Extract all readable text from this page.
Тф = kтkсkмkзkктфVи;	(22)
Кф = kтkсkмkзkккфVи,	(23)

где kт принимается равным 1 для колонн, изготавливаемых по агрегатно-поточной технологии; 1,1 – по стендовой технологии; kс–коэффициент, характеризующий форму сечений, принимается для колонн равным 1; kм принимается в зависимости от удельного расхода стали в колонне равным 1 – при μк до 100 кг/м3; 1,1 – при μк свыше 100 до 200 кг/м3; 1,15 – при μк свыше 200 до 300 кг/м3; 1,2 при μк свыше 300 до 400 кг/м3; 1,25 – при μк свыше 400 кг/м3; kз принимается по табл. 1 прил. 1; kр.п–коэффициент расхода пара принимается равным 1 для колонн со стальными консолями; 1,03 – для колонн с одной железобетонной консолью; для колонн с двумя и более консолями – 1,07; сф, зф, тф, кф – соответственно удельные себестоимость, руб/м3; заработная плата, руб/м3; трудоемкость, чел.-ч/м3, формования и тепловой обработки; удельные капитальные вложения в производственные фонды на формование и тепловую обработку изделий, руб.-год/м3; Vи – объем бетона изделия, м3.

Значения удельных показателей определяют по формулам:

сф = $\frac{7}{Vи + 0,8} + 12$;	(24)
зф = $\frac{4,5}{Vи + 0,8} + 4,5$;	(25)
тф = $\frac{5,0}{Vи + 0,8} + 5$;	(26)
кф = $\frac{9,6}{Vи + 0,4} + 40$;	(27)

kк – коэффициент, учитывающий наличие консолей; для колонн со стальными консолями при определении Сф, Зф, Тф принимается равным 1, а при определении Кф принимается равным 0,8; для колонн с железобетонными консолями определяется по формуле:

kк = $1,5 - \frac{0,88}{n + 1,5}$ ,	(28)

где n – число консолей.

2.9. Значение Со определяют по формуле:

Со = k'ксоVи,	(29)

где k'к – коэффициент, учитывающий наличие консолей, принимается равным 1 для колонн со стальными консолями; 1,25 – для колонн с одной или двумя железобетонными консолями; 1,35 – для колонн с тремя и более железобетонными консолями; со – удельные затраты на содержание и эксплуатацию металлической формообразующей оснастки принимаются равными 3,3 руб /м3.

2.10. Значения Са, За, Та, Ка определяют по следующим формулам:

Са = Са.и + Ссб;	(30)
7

____________________

## EXERCISE PROMPT
Copy, from the material above, each line in which the string "более" occurs.

## WORKED ANSWER
где kт принимается равным 1 для колонн, изготавливаемых по агрегатно-поточной технологии; 1,1 – по стендовой технологии; kс–коэффициент, характеризующий форму сечений, принимается для колонн равным 1; kм принимается в зависимости от удельного расхода стали в колонне равным 1 – при μк до 100 кг/м3; 1,1 – при μк свыше 100 до 200 кг/м3; 1,15 – при μк свыше 200 до 300 кг/м3; 1,2 при μк свыше 300 до 400 кг/м3; 1,25 – при μк свыше 400 кг/м3; kз принимается по табл. 1 прил. 1; kр.п–коэффициент расхода пара принимается равным 1 для колонн со стальными консолями; 1,03 – для колонн с одной железобетонной консолью; для колонн с двумя и более консолями – 1,07; сф, зф, тф, кф – соответственно удельные себестоимость, руб/м3; заработная плата, руб/м3; трудоемкость, чел.-ч/м3, формования и тепловой обработки; удельные капитальные вложения в производственные фонды на формование и тепловую обработку изделий, руб.-год/м3; Vи – объем бетона изделия, м3.
где k'к – коэффициент, учитывающий наличие консолей, принимается равным 1 для колонн со стальными консолями; 1,25 – для колонн с одной или двумя железобетонными консолями; 1,35 – для колонн с тремя и более железобетонными консолями; со – удельные затраты на содержание и эксплуатацию металлической формообразующей оснастки принимаются равными 3,3 руб /м3.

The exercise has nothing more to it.